-- WRITTEN PROBLEM --
Whenever a line below holds the word "could", copy that line.
***** RECORDED INFORMATION
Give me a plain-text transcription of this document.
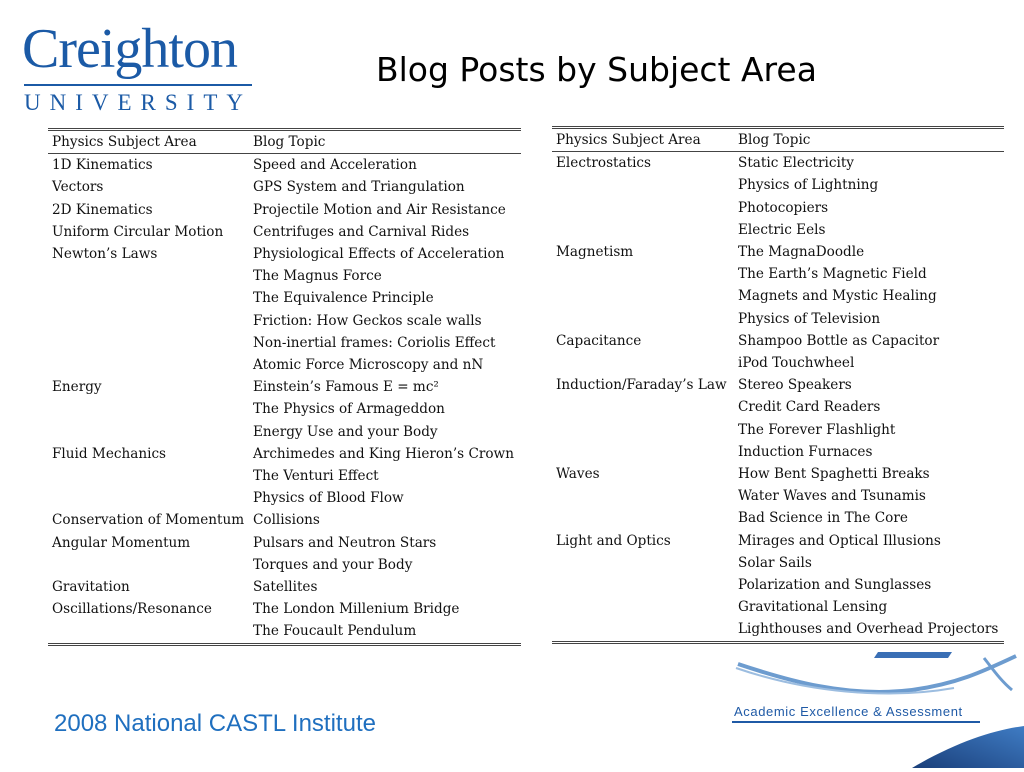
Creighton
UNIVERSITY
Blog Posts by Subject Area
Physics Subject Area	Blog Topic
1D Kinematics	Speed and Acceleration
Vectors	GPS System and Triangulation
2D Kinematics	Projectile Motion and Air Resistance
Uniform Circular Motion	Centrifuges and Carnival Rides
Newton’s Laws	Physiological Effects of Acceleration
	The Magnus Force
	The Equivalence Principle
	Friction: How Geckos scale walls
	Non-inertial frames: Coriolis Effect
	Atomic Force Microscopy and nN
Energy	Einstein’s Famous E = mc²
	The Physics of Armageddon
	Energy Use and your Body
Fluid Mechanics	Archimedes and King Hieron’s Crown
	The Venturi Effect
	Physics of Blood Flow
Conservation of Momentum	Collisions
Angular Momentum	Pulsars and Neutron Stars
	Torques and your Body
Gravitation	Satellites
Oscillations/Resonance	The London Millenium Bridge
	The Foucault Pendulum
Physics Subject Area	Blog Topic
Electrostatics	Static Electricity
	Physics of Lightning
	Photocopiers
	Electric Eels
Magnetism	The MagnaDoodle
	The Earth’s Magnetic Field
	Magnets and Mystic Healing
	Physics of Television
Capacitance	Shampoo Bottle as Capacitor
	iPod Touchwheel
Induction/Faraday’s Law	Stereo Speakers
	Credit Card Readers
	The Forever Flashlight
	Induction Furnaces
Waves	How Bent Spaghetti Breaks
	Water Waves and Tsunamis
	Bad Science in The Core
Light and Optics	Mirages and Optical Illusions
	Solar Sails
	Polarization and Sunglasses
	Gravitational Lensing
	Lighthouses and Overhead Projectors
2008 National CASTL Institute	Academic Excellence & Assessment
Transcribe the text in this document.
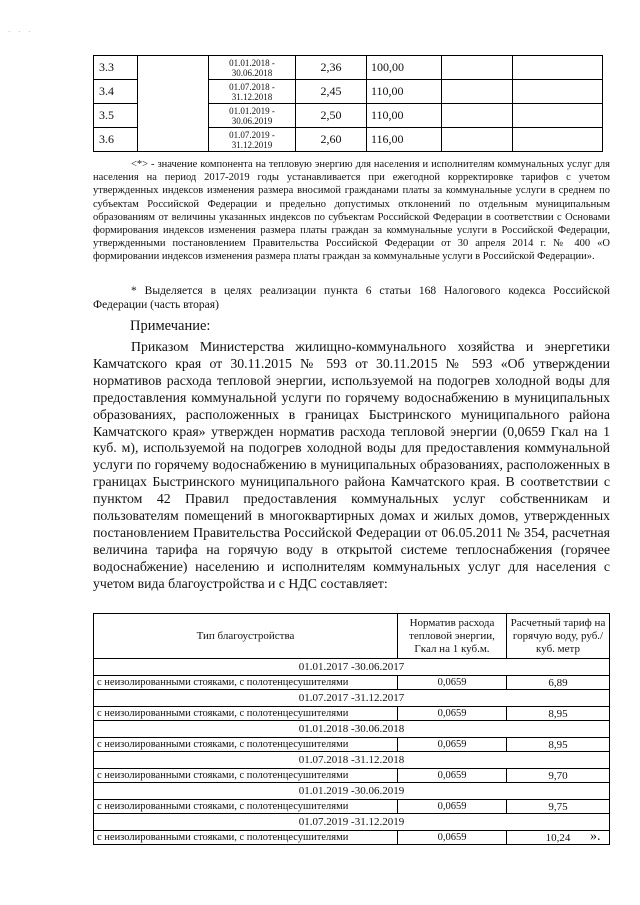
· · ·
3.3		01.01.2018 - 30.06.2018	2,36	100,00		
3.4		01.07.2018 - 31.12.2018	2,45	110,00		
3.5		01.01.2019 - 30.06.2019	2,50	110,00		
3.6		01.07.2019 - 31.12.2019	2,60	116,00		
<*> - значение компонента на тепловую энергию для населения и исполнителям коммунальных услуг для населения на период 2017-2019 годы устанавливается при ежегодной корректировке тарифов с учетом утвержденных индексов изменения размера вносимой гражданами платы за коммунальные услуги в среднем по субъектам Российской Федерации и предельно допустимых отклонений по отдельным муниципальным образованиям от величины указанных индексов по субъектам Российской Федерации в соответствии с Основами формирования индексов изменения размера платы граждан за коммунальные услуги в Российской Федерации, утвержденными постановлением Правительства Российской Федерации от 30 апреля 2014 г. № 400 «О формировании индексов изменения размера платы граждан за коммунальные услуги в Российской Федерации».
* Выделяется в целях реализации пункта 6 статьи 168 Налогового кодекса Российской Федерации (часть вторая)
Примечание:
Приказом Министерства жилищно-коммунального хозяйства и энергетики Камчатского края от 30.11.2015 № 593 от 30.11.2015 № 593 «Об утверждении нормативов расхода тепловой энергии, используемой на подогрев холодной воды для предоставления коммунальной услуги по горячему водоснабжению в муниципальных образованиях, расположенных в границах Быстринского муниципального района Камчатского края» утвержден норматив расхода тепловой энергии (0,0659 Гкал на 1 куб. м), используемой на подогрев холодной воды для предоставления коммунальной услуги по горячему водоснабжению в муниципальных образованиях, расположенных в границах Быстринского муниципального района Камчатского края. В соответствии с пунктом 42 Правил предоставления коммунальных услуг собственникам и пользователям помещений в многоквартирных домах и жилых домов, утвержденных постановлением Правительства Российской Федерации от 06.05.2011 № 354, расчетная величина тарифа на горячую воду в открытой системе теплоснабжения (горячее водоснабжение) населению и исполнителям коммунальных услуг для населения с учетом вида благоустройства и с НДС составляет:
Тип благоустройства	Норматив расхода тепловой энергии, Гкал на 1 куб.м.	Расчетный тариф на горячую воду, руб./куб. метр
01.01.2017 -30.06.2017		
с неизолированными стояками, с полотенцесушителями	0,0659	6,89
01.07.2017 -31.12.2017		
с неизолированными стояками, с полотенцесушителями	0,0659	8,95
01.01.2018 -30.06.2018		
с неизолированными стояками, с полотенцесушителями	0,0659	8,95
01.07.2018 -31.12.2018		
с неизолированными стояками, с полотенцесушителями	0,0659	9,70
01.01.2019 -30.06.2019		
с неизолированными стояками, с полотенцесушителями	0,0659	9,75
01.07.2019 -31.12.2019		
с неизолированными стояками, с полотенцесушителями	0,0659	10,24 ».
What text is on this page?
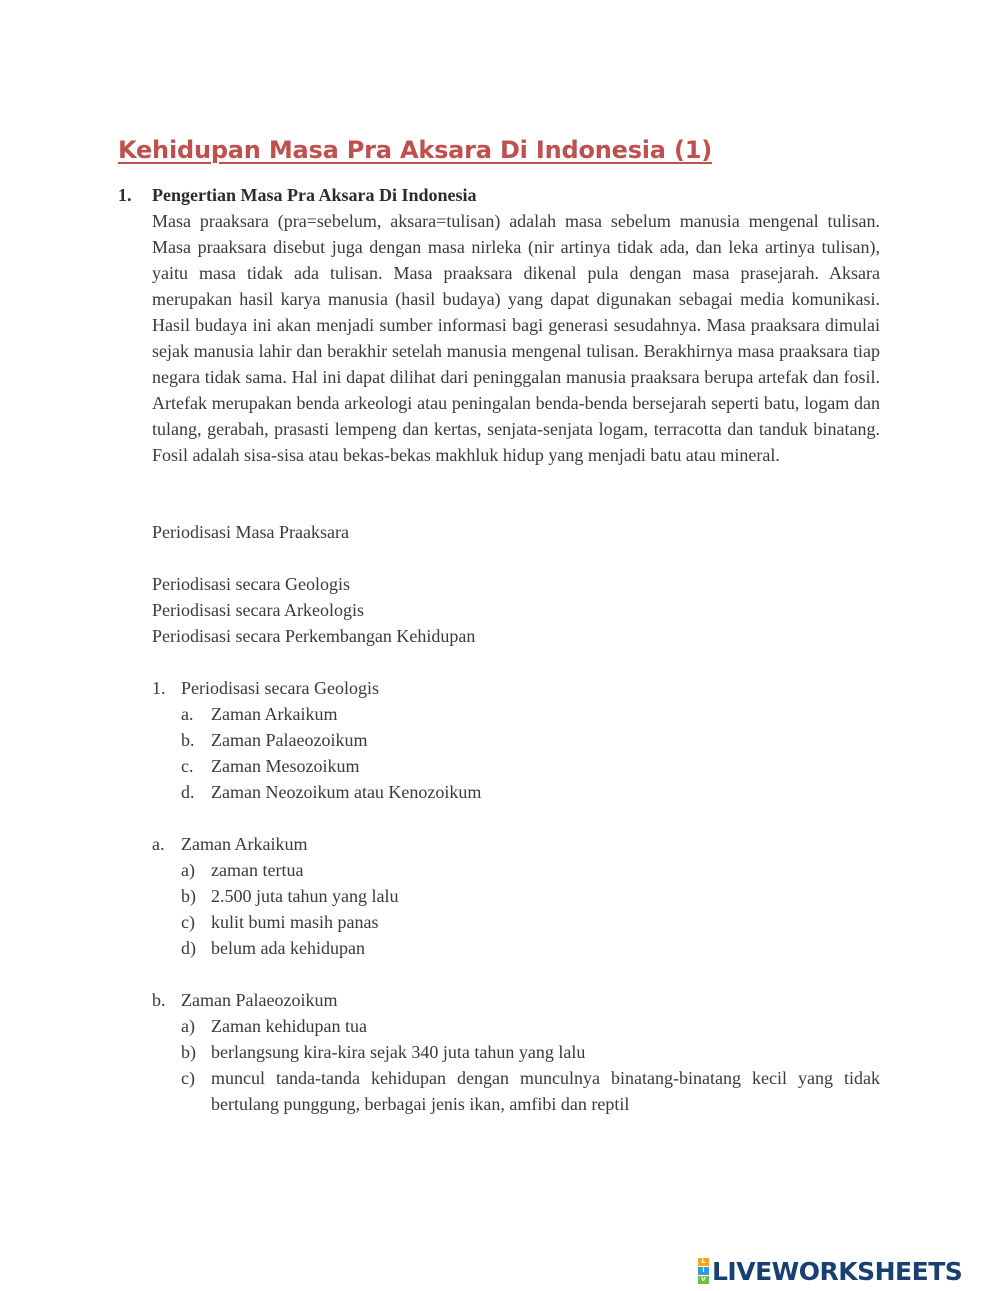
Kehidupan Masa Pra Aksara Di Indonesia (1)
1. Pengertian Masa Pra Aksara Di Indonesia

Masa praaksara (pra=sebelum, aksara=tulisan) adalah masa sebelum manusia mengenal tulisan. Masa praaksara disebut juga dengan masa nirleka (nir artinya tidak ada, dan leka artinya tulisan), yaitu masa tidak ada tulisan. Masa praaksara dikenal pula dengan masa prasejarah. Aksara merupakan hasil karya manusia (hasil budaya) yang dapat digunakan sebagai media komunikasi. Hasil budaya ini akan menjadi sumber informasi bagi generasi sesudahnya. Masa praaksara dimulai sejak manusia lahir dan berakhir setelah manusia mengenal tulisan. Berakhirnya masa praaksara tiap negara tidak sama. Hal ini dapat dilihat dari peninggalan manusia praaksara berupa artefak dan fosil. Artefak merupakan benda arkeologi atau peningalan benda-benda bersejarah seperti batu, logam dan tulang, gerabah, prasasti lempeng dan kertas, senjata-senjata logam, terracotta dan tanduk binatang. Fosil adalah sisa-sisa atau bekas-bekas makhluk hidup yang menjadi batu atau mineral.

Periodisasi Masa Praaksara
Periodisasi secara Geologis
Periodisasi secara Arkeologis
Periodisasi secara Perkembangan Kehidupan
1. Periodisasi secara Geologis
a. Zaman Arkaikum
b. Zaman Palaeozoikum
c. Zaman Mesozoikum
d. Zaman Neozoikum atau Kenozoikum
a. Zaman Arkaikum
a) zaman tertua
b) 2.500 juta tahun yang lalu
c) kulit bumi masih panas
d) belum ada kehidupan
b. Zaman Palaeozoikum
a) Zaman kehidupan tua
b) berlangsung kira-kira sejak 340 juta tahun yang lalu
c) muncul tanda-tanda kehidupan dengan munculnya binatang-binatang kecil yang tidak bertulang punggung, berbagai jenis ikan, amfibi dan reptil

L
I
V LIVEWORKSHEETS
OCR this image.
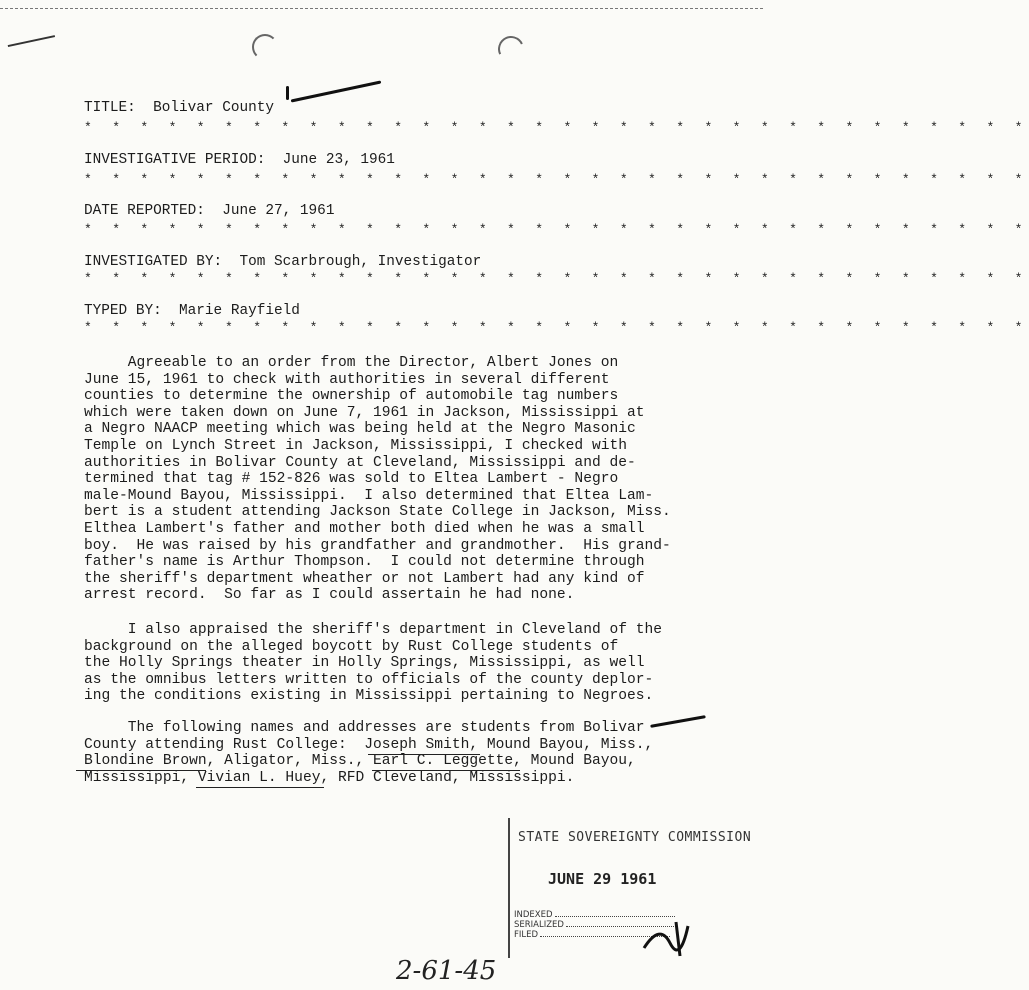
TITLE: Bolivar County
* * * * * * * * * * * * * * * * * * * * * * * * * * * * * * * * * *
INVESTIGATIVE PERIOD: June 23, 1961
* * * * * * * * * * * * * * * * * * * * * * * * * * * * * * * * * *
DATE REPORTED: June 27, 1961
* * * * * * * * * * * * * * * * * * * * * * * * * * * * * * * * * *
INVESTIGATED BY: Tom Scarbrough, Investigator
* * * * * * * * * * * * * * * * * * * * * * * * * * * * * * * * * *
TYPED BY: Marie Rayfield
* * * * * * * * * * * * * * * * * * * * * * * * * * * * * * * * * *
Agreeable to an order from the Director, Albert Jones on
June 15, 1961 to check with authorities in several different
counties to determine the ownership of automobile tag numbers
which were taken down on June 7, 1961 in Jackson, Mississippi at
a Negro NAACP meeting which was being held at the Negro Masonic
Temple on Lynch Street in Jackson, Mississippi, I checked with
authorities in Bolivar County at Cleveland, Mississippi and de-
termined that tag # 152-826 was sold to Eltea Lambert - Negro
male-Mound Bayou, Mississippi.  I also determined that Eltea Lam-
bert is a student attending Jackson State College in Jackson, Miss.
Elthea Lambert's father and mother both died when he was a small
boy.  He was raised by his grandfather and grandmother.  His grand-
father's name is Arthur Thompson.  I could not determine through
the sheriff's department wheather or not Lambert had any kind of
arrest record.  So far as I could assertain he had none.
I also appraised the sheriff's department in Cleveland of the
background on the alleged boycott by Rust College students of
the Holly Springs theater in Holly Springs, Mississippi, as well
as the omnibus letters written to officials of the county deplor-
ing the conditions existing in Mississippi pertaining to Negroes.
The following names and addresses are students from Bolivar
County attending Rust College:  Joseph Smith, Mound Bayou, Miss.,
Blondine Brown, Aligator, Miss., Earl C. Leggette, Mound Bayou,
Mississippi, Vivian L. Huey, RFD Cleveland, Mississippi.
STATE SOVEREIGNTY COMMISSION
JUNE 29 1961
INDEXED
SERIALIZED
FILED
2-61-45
**********
-- EXPECTED OUTPUT --
father's name is Arthur Thompson.  I could not determine through
arrest record.  So far as I could assertain he had none.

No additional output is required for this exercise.